>> BEGIN SOURCE PASSAGE

As the Apothecaries carried out their grisly tasks of collecting the gene-seed from the fallen and intoning rites over the bodies of those they worked on, the two glared at the trail of carnage the traitors had left in their wake. Spireguard who had also fought against the insane sons of the War Hound lay at awkward angles, some of them had bodies that were barely recognisable, dismembered and scattered into bloody chunks of meat by Bolter fire. The first of the two, a red skinned giant with only one eye clenched his fists and could barely stop him self from shaking. He mourned not just the loss of his sons but the loss of the equally loyal and adoring Spireguard. The second, a red haired giant with all the strength and violence of a planet that he had called home wrapped into one powerful violent spirit, rested a giant hand on the shoulder of up until recently, would barely acknowledge the crimson giant as a brother.

“Time to go brother, time to find Angron” Leman Russ quietly spoke.

They had to run the gauntlet of fire as they had come here, as soon as their vessels had appeared in Prospero space, they had been fired on, and as the battle in the stars commenced, the battle for Prospero was underway. 

Ahriman stood beside his father, shaking with barely suppressed rage at the deaths of so many of his brothers, cousins and humans who had served loyally. The expression on his fathers face was enough to tell him that, had this been Russ delivering the Emperors judgement then maybe he would have accepted it. Despite the years of suspicion between the two Legions there had been an understanding. Now however, now there would be no holding back. Ahriman met his fathers’ baleful gaze and knew that look. 

The look was simple, there would be no quarter given, Angron or Magnus would die here, and if Magnus could help it, it would be at his hands. He helped his father stand and without a word Russ fell into step with his brother, the other companies fell in behind the two Primarchs. There was no animosity, there were no jeering or snide remarks, there was a comradeship that was rarely seen, except between the Lunar Wolves and the Blood Angels, they would fight for a world that was being torn to pieces and they would kill a brother Legion to do it. 

The galaxy would burn in revenge.


----------



## Dave T Hobbit

I await the forthcoming excessive vengeance.


----------



## Thousandthson

Oh my goodness, I am also extremely excited for the forth coming death dealing.


----------



## gothik

Angron roared his frenzy as more Space Wolves and Thousand Sons fell to the might of his axes, however one was different. Kharn, ever faithful and ever beside his father wielded Gorechild, a gift given to him before they entered Prospero and, given to him as his fathers favoured son. The other Gorefather sat in his left hand with the blood of Astartes running from it like never ending pools but, in his right hand sat Black Blade. A gift from his father to ensure victory in all that he did. A demonic blade of such thirst that it seemed to know what its new master craved more then anything in the universe, and right now he was getting it.

>> END SOURCE PASSAGE
>> BEGIN EXTRACTED MATERIAL

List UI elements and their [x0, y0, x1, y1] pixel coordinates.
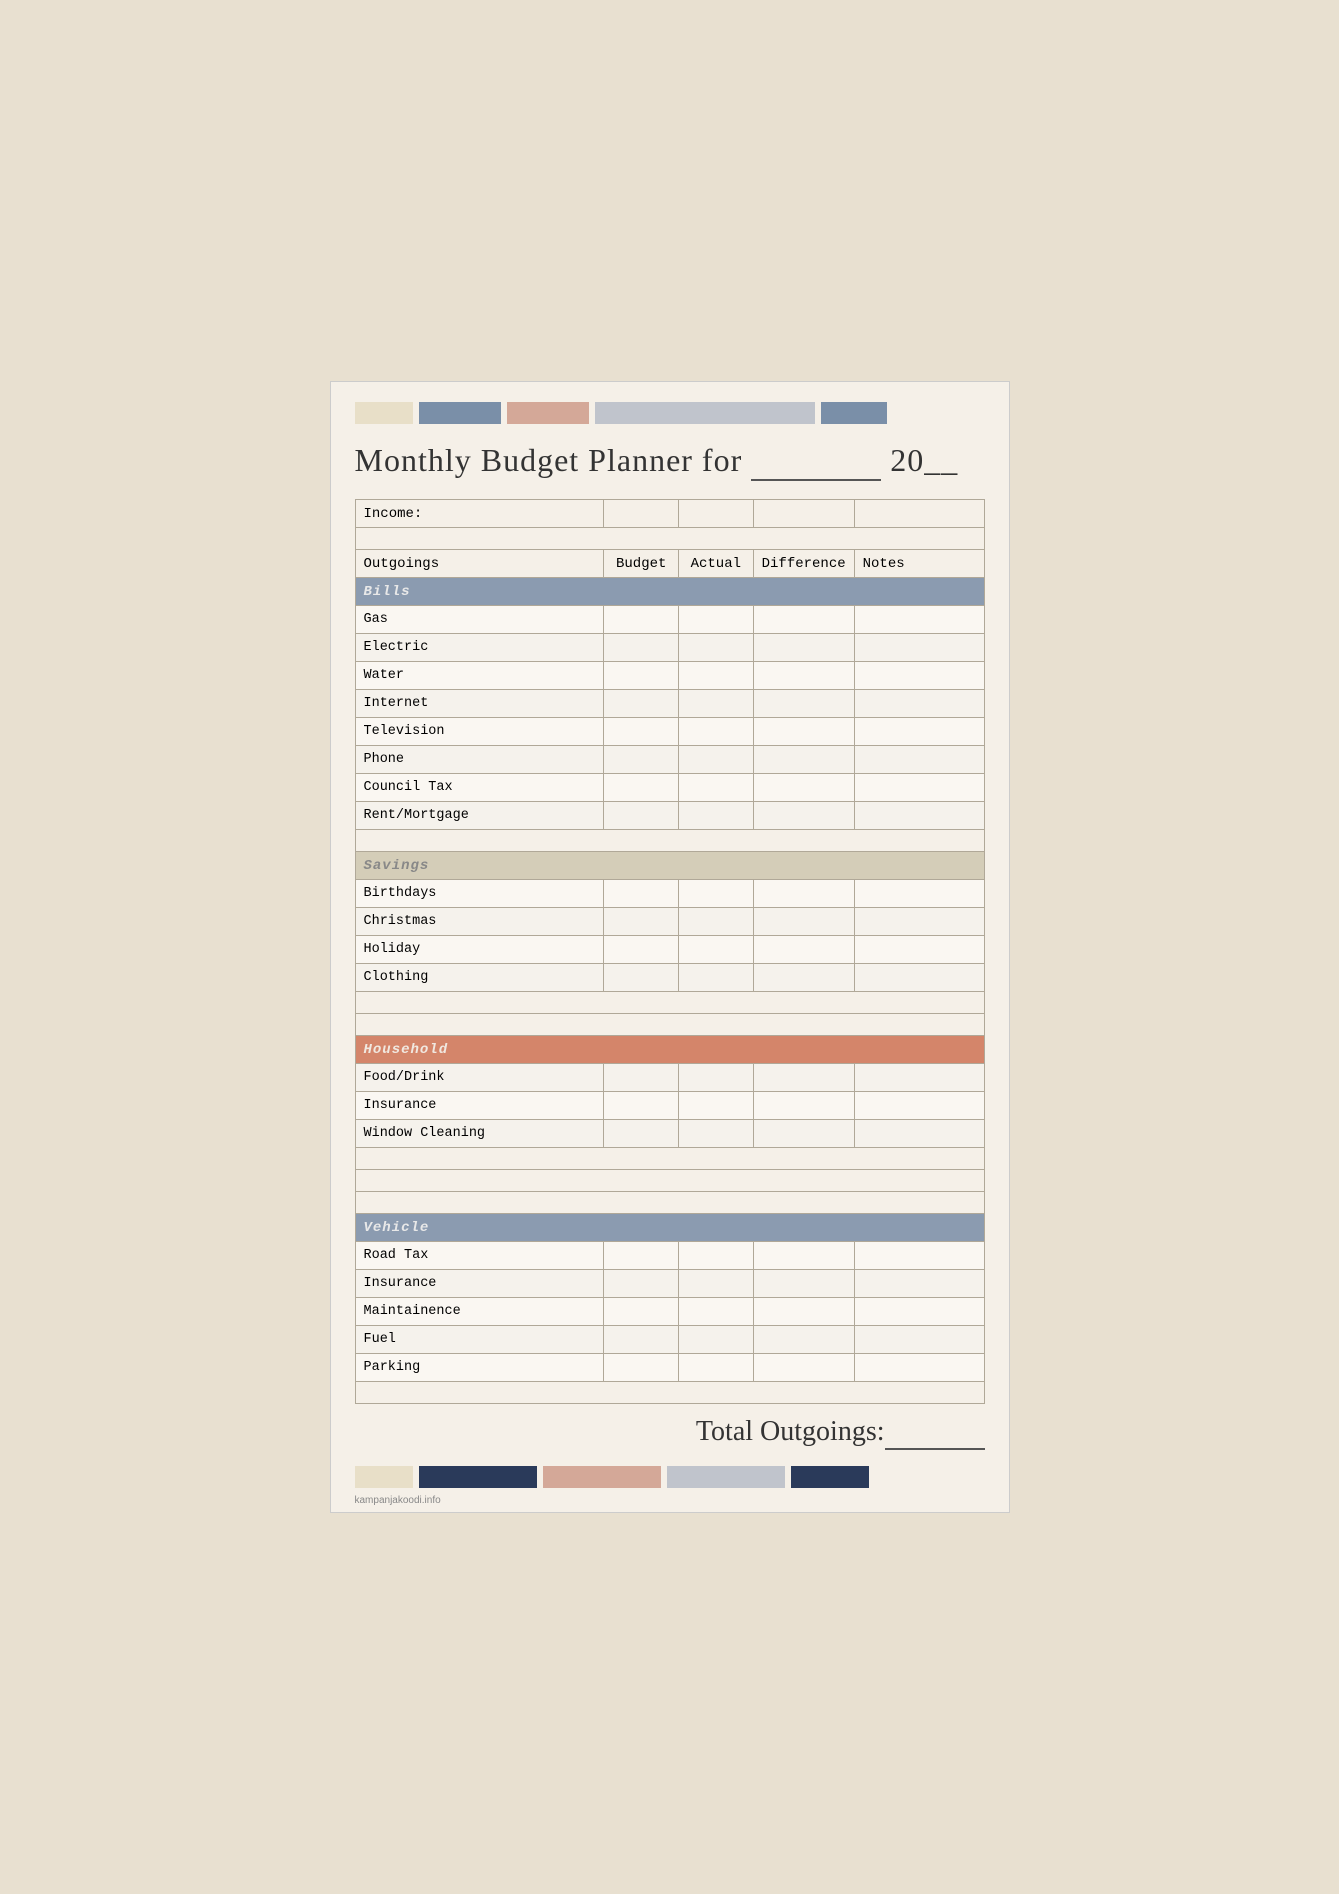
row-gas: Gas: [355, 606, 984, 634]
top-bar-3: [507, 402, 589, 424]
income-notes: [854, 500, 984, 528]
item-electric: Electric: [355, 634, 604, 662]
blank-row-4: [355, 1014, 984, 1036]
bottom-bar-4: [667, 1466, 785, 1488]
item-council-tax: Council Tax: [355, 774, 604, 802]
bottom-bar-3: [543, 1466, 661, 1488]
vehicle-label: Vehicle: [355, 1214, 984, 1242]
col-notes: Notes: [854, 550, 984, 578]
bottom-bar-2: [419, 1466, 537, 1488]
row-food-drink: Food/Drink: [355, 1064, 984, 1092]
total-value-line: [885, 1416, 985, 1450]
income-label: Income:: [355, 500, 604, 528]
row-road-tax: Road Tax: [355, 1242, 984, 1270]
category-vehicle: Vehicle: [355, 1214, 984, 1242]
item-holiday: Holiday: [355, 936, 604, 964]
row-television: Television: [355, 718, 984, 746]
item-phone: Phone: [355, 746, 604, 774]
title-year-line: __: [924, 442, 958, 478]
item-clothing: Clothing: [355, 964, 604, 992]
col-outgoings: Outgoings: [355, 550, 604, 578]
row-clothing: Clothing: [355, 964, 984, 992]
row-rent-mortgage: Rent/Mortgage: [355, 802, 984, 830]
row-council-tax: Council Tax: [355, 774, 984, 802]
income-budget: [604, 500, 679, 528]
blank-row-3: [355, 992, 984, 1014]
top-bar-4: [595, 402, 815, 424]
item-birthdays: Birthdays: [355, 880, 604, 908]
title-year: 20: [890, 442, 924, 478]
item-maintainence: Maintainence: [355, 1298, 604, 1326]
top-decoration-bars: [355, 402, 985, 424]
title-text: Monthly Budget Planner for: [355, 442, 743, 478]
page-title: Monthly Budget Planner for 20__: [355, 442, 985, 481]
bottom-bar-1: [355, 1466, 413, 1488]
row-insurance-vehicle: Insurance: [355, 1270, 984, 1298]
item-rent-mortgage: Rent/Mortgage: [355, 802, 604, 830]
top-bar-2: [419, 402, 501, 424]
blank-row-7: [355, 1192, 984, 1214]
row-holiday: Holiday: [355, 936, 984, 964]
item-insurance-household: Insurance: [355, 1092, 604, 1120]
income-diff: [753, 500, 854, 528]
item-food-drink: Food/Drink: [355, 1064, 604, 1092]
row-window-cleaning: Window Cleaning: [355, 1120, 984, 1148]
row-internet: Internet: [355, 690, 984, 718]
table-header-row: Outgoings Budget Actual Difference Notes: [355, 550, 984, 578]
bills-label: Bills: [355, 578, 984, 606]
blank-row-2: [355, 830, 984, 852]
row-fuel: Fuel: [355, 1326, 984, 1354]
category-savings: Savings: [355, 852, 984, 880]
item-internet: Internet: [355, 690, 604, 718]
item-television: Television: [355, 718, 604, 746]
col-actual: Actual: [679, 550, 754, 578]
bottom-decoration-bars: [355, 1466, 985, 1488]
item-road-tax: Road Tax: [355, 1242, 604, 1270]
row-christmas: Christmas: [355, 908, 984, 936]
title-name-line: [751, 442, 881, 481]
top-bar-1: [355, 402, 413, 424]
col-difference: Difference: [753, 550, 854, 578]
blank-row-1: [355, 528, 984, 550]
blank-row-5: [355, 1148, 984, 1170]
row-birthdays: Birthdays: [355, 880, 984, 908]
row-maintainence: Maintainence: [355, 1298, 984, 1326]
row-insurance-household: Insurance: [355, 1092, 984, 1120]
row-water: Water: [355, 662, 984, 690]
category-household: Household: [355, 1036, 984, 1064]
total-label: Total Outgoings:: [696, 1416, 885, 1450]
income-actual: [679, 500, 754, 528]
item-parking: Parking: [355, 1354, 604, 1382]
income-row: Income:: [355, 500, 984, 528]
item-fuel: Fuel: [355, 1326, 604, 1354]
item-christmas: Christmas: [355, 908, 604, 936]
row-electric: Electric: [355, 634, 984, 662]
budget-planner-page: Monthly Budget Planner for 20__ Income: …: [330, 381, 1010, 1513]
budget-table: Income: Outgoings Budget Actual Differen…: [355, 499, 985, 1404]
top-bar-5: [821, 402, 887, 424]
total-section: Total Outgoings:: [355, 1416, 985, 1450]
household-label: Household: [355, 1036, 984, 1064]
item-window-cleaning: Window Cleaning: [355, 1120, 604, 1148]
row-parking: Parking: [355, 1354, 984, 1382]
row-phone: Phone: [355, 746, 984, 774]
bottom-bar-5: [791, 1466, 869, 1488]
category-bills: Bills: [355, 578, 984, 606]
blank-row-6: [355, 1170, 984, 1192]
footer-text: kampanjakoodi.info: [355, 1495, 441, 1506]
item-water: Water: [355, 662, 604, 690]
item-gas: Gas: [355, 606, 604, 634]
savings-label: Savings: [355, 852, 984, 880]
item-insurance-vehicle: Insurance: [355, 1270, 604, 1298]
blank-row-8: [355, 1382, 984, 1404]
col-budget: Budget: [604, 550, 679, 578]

>> END EXTRACTED MATERIAL
>> BEGIN EXTRACTED MATERIAL

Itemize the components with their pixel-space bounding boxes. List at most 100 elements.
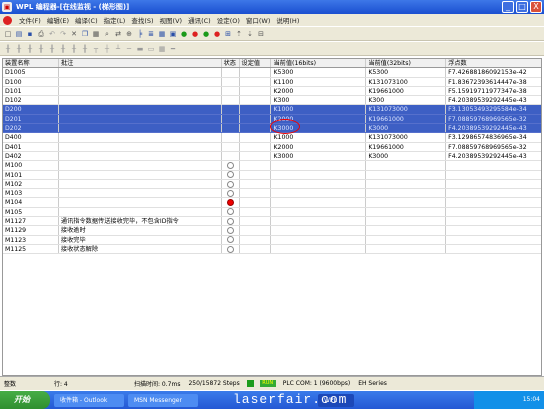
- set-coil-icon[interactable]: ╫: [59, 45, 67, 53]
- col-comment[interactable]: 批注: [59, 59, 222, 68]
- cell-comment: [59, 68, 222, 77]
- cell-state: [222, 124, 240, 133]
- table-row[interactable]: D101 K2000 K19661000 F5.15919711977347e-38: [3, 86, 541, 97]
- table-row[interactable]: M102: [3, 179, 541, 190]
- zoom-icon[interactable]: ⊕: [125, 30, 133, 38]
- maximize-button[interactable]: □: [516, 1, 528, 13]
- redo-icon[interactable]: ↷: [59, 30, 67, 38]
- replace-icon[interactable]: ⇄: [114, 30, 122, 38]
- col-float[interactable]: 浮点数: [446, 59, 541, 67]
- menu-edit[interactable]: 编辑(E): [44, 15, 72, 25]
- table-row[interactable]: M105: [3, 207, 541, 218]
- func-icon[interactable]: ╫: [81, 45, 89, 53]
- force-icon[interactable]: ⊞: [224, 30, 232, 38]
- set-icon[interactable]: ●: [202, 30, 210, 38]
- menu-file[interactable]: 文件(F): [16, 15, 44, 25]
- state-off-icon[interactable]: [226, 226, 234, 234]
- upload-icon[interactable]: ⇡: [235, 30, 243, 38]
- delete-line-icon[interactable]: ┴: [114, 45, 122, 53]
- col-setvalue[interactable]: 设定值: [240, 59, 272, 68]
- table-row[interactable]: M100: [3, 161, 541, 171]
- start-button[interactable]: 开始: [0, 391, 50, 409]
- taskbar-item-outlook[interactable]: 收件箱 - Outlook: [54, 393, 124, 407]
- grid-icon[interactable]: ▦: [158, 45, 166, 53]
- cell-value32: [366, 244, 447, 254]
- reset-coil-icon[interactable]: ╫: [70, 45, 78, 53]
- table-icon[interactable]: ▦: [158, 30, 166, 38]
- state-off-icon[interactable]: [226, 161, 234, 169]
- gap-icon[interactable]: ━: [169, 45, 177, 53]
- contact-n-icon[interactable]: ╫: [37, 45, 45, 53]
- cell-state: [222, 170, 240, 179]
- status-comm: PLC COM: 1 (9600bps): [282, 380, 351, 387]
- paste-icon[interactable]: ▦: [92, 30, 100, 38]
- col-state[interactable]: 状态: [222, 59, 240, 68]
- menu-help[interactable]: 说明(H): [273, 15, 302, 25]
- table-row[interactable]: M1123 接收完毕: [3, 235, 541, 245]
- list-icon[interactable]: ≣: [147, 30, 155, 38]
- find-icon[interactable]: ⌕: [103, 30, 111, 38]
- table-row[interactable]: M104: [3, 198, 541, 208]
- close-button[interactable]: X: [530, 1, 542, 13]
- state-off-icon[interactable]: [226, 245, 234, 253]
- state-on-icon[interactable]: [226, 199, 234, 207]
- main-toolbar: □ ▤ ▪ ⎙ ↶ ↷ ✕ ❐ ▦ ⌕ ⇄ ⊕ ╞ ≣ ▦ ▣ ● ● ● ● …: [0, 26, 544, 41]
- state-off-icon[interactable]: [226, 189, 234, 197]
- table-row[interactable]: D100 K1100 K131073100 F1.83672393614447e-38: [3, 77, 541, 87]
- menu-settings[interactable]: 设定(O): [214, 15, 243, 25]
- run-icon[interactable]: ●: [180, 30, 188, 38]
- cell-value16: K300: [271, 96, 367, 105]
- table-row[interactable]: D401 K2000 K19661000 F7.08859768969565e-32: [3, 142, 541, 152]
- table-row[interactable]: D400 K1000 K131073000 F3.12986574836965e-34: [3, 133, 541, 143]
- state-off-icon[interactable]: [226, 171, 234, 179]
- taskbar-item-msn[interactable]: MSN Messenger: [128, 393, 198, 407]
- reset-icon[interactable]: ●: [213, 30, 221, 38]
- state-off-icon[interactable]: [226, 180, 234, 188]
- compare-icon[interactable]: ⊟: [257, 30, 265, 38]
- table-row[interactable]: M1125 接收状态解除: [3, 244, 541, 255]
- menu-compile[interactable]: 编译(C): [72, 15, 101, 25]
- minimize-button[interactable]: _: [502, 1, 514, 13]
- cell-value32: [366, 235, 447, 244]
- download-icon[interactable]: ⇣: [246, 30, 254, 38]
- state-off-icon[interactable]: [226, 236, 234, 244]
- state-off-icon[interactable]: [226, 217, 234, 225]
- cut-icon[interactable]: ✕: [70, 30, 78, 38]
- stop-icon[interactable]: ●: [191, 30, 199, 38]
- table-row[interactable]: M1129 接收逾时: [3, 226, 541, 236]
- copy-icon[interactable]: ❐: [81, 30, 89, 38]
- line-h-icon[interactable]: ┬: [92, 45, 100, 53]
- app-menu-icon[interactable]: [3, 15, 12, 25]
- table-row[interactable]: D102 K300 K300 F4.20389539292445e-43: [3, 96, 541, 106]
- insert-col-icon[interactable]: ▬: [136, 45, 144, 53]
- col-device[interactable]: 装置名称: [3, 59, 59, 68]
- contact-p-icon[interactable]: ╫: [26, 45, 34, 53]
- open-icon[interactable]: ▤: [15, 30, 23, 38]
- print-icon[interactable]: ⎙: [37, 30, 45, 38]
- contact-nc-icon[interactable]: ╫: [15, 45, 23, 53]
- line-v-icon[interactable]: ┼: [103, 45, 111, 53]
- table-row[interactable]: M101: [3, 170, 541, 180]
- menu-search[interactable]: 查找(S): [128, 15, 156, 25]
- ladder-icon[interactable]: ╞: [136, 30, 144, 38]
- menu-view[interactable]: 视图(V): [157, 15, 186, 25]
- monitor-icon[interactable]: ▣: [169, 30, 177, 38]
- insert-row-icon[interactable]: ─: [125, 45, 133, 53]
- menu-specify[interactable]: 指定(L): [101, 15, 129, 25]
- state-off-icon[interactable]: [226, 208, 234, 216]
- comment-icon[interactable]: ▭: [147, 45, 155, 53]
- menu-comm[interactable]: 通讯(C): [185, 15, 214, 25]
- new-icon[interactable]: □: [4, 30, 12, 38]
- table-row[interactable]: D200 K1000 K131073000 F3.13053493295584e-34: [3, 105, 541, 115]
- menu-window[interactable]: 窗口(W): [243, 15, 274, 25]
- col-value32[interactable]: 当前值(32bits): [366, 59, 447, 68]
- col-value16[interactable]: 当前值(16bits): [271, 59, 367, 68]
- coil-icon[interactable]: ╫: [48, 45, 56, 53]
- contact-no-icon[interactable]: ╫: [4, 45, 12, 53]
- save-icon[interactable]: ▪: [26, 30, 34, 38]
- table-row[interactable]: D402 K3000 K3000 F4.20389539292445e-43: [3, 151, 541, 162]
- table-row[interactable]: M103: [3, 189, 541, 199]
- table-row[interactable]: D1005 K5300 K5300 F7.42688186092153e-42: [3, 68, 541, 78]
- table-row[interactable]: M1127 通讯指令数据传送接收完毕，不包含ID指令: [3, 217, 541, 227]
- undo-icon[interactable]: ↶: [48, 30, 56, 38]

>> END EXTRACTED MATERIAL

### JOBS
(a) Repeat word for word the part of the Prospero fan fiction thread that runs from "The look was" to "burn in revenge.".
(b) In the Prospero fan fiction thread, what weapon does Angron hold in his right hand?
(c) Carry the Prospero fan fiction thread forward with the next part of the story, beginning after its final sentence.

### RESPONSES FOR EACH TASK
(a)
The look was simple, there would be no quarter given, Angron or Magnus would die here, and if Magnus could help it, it would be at his hands. He helped his father stand and without a word Russ fell into step with his brother, the other companies fell in behind the two Primarchs. There was no animosity, there were no jeering or snide remarks, there was a comradeship that was rarely seen, except between the Lunar Wolves and the Blood Angels, they would fight for a world that was being torn to pieces and they would kill a brother Legion to do it. 

The galaxy would burn in revenge.

(b) Black Blade.

(c)
He stood back and let Kharn and Eighth Company move around to the right flank, First Company moved to the left and, at a silent command from the Equerry, who seemed to have more power then even the First Captain himself in the eyes of the Primarch. Ahead were a company of Space Wolves, their banner denoted them as the 24th Great Company and beside them was a company from the 113th Fellowship of the Thousand Sons. Kharns nose twitched as he could smell the arcana in the air. He set his teeth in an approximation of a dogs snarl, the Primarch said that all Librarians were to be taken, Emperors orders were quite specific in that department. Kharn glanced over his shoulder to see his father stand stock still and smiled to him self, he was letting them see him but he would let his hounds have the honour of this kill. There would be much making the rope when this battle was over. 

++++​
Captain Stormblood and Captain Abrim stopped what they were talking about as they felt the presence of something equally monstrous and beguiling nearby. They turned slowley and stared at the towering figure that was Angron standing there with his mighty arms folded across his chest, his face caked in the blood of the fallen and his armour, once gold and red was now redder with the blood he had spilt. Stormblood made the sign of Fenris as the towering Primarch of the World Eaters just stood watching them as an Alpha would intimidate his enemies. 

The two captains were also aware that this was not what it seemed. They had heard the sacrifice of the two sergeants, their death cries had been heard and felt by every warrior in the Astartes, psyker or normal. Angrons warriors were known for their love of close combat.

Stormblood cocked his head a little; he did not need to be a psyker or a seer to hear the other breathing. He filtered out those around him and searched with his wolf senses. In a closed vox he informed Abrim what he had heard.
*
++ It would appear cousin that we are being corralled ++

++ How many Njral? ++

++ Two Companies, this is going to be a skirmish and a bloody one at that 
are you ready to die for your world? ++

++ Wouldn’t you be? ++

++ Then for Russ and the Wolftime ++ 

++ For the Crimson King and Prospero ++*

The respective Captains told their men to be ready for anything and just as the Thousand Son psyker Jamal and Space Wolf Seer Ugas warned of the attacks on the flank another voice, a powerful voice caused them to all stop.

*Battle well sons of Russ, sons of Prospero for we have come to join the battle*

Angron turned sensing the change in the air and drew his weapons as the red giant that was Magnus loomed out of the battlefield smog and beside him strode Russ and his two giant Fenrisian Wolves straining at their leashes, behind them both First Company Space Wolves and First Fellowship 
Thousand Sons. Angron let a bloody smile curve his face, now this was going to be a battle. 

++++​


----------



## Thousandthson

Suspense overwhelming!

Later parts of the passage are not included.